- _GIVEN TASK_
Repeat every line below exactly, word for word.
● ● ● ●
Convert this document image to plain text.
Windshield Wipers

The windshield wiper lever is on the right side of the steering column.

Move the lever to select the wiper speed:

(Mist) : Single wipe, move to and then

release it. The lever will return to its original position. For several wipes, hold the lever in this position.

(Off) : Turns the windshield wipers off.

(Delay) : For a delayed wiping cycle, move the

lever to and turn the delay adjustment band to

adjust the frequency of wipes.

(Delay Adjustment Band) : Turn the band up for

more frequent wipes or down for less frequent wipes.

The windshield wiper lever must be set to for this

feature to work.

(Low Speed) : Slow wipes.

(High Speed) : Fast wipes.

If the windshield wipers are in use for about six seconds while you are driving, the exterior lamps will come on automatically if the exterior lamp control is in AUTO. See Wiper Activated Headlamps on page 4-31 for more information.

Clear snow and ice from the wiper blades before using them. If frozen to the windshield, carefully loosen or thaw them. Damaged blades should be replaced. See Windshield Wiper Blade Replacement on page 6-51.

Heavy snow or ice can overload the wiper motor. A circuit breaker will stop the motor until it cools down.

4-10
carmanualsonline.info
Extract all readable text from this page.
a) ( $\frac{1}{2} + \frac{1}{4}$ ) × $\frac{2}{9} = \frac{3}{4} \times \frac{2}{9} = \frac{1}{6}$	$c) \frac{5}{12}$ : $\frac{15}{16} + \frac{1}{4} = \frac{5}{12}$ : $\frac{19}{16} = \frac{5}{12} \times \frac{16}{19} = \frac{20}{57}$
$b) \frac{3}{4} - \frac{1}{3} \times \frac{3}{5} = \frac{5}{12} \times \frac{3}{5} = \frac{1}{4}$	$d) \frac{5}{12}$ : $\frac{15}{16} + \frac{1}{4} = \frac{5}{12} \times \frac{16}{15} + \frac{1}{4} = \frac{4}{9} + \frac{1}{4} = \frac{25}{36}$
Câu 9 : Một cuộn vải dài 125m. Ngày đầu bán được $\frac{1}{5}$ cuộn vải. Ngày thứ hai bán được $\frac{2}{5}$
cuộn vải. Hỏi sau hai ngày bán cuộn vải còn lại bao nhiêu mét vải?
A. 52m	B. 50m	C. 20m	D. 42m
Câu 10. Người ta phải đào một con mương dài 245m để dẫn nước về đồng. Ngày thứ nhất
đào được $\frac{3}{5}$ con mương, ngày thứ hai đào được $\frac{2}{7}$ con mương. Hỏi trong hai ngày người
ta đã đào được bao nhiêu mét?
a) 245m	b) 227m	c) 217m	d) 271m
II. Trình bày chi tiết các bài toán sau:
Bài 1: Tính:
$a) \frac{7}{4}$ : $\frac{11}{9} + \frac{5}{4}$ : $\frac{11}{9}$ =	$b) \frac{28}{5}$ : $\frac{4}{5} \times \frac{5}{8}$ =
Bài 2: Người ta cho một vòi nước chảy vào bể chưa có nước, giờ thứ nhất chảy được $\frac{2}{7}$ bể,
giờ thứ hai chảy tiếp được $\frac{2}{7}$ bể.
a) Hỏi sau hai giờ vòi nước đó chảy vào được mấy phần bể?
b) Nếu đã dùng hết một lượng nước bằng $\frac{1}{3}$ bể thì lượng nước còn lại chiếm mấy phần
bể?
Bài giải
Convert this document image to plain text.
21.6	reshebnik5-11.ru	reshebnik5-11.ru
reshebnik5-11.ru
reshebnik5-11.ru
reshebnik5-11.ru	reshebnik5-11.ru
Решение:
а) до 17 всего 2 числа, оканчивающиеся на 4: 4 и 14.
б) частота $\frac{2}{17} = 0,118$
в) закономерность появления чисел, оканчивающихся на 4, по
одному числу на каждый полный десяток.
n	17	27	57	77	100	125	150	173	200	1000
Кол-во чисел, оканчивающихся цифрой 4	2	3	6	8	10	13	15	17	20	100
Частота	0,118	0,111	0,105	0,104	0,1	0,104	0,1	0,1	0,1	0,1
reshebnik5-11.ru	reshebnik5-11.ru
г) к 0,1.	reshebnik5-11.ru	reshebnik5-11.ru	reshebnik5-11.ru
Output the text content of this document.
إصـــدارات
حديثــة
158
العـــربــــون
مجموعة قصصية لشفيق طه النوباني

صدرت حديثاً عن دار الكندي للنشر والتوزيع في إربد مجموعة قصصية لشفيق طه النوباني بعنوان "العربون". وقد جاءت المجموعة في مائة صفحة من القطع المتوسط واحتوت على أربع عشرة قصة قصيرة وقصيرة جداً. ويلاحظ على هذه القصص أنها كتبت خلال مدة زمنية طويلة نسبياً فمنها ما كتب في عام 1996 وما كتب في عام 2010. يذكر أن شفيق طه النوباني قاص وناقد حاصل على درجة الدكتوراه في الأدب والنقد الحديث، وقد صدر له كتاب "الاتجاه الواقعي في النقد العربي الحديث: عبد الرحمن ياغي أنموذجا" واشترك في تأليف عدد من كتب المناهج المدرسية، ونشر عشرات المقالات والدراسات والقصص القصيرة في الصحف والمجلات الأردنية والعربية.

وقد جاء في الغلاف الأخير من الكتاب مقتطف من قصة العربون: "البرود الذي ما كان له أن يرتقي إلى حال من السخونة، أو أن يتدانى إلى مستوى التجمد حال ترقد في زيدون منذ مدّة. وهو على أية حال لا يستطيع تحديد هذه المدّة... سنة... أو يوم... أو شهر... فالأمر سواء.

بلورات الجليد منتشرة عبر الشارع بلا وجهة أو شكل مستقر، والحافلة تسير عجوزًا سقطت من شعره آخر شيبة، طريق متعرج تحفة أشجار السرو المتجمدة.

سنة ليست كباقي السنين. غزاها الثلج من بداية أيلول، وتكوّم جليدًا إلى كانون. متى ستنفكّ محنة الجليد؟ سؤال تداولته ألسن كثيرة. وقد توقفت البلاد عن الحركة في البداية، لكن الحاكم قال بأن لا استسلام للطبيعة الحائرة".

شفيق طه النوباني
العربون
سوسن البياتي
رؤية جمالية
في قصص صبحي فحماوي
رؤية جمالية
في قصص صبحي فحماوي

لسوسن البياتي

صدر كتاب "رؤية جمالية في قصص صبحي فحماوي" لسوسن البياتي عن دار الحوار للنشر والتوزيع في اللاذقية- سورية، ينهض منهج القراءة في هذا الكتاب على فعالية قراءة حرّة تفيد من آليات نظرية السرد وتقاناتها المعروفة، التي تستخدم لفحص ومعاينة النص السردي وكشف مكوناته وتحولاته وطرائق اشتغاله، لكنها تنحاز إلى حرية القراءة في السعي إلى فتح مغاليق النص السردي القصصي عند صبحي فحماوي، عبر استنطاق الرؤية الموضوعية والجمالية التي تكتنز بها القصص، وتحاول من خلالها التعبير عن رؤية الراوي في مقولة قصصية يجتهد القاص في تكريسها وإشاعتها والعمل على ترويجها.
● ● ● ●
- _TASK ANSWER_
Convert this document image to plain text.
Windshield Wipers

The windshield wiper lever is on the right side of the steering column.

Move the lever to select the wiper speed:

(Mist) : Single wipe, move to and then

release it. The lever will return to its original position. For several wipes, hold the lever in this position.

(Off) : Turns the windshield wipers off.

(Delay) : For a delayed wiping cycle, move the

lever to and turn the delay adjustment band to

adjust the frequency of wipes.

(Delay Adjustment Band) : Turn the band up for

more frequent wipes or down for less frequent wipes.

The windshield wiper lever must be set to for this

feature to work.

(Low Speed) : Slow wipes.

(High Speed) : Fast wipes.

If the windshield wipers are in use for about six seconds while you are driving, the exterior lamps will come on automatically if the exterior lamp control is in AUTO. See Wiper Activated Headlamps on page 4-31 for more information.

Clear snow and ice from the wiper blades before using them. If frozen to the windshield, carefully loosen or thaw them. Damaged blades should be replaced. See Windshield Wiper Blade Replacement on page 6-51.

Heavy snow or ice can overload the wiper motor. A circuit breaker will stop the motor until it cools down.

4-10
carmanualsonline.info
Extract all readable text from this page.
a) ( $\frac{1}{2} + \frac{1}{4}$ ) × $\frac{2}{9} = \frac{3}{4} \times \frac{2}{9} = \frac{1}{6}$	$c) \frac{5}{12}$ : $\frac{15}{16} + \frac{1}{4} = \frac{5}{12}$ : $\frac{19}{16} = \frac{5}{12} \times \frac{16}{19} = \frac{20}{57}$
$b) \frac{3}{4} - \frac{1}{3} \times \frac{3}{5} = \frac{5}{12} \times \frac{3}{5} = \frac{1}{4}$	$d) \frac{5}{12}$ : $\frac{15}{16} + \frac{1}{4} = \frac{5}{12} \times \frac{16}{15} + \frac{1}{4} = \frac{4}{9} + \frac{1}{4} = \frac{25}{36}$
Câu 9 : Một cuộn vải dài 125m. Ngày đầu bán được $\frac{1}{5}$ cuộn vải. Ngày thứ hai bán được $\frac{2}{5}$
cuộn vải. Hỏi sau hai ngày bán cuộn vải còn lại bao nhiêu mét vải?
A. 52m	B. 50m	C. 20m	D. 42m
Câu 10. Người ta phải đào một con mương dài 245m để dẫn nước về đồng. Ngày thứ nhất
đào được $\frac{3}{5}$ con mương, ngày thứ hai đào được $\frac{2}{7}$ con mương. Hỏi trong hai ngày người
ta đã đào được bao nhiêu mét?
a) 245m	b) 227m	c) 217m	d) 271m
II. Trình bày chi tiết các bài toán sau:
Bài 1: Tính:
$a) \frac{7}{4}$ : $\frac{11}{9} + \frac{5}{4}$ : $\frac{11}{9}$ =	$b) \frac{28}{5}$ : $\frac{4}{5} \times \frac{5}{8}$ =
Bài 2: Người ta cho một vòi nước chảy vào bể chưa có nước, giờ thứ nhất chảy được $\frac{2}{7}$ bể,
giờ thứ hai chảy tiếp được $\frac{2}{7}$ bể.
a) Hỏi sau hai giờ vòi nước đó chảy vào được mấy phần bể?
b) Nếu đã dùng hết một lượng nước bằng $\frac{1}{3}$ bể thì lượng nước còn lại chiếm mấy phần
bể?
Bài giải
Convert this document image to plain text.
21.6	reshebnik5-11.ru	reshebnik5-11.ru
reshebnik5-11.ru
reshebnik5-11.ru
reshebnik5-11.ru	reshebnik5-11.ru
Решение:
а) до 17 всего 2 числа, оканчивающиеся на 4: 4 и 14.
б) частота $\frac{2}{17} = 0,118$
в) закономерность появления чисел, оканчивающихся на 4, по
одному числу на каждый полный десяток.
n	17	27	57	77	100	125	150	173	200	1000
Кол-во чисел, оканчивающихся цифрой 4	2	3	6	8	10	13	15	17	20	100
Частота	0,118	0,111	0,105	0,104	0,1	0,104	0,1	0,1	0,1	0,1
reshebnik5-11.ru	reshebnik5-11.ru
г) к 0,1.	reshebnik5-11.ru	reshebnik5-11.ru	reshebnik5-11.ru
Output the text content of this document.
إصـــدارات
حديثــة
158
العـــربــــون
مجموعة قصصية لشفيق طه النوباني

صدرت حديثاً عن دار الكندي للنشر والتوزيع في إربد مجموعة قصصية لشفيق طه النوباني بعنوان "العربون". وقد جاءت المجموعة في مائة صفحة من القطع المتوسط واحتوت على أربع عشرة قصة قصيرة وقصيرة جداً. ويلاحظ على هذه القصص أنها كتبت خلال مدة زمنية طويلة نسبياً فمنها ما كتب في عام 1996 وما كتب في عام 2010. يذكر أن شفيق طه النوباني قاص وناقد حاصل على درجة الدكتوراه في الأدب والنقد الحديث، وقد صدر له كتاب "الاتجاه الواقعي في النقد العربي الحديث: عبد الرحمن ياغي أنموذجا" واشترك في تأليف عدد من كتب المناهج المدرسية، ونشر عشرات المقالات والدراسات والقصص القصيرة في الصحف والمجلات الأردنية والعربية.

وقد جاء في الغلاف الأخير من الكتاب مقتطف من قصة العربون: "البرود الذي ما كان له أن يرتقي إلى حال من السخونة، أو أن يتدانى إلى مستوى التجمد حال ترقد في زيدون منذ مدّة. وهو على أية حال لا يستطيع تحديد هذه المدّة... سنة... أو يوم... أو شهر... فالأمر سواء.

بلورات الجليد منتشرة عبر الشارع بلا وجهة أو شكل مستقر، والحافلة تسير عجوزًا سقطت من شعره آخر شيبة، طريق متعرج تحفة أشجار السرو المتجمدة.

سنة ليست كباقي السنين. غزاها الثلج من بداية أيلول، وتكوّم جليدًا إلى كانون. متى ستنفكّ محنة الجليد؟ سؤال تداولته ألسن كثيرة. وقد توقفت البلاد عن الحركة في البداية، لكن الحاكم قال بأن لا استسلام للطبيعة الحائرة".

شفيق طه النوباني
العربون
سوسن البياتي
رؤية جمالية
في قصص صبحي فحماوي
رؤية جمالية
في قصص صبحي فحماوي

لسوسن البياتي

صدر كتاب "رؤية جمالية في قصص صبحي فحماوي" لسوسن البياتي عن دار الحوار للنشر والتوزيع في اللاذقية- سورية، ينهض منهج القراءة في هذا الكتاب على فعالية قراءة حرّة تفيد من آليات نظرية السرد وتقاناتها المعروفة، التي تستخدم لفحص ومعاينة النص السردي وكشف مكوناته وتحولاته وطرائق اشتغاله، لكنها تنحاز إلى حرية القراءة في السعي إلى فتح مغاليق النص السردي القصصي عند صبحي فحماوي، عبر استنطاق الرؤية الموضوعية والجمالية التي تكتنز بها القصص، وتحاول من خلالها التعبير عن رؤية الراوي في مقولة قصصية يجتهد القاص في تكريسها وإشاعتها والعمل على ترويجها.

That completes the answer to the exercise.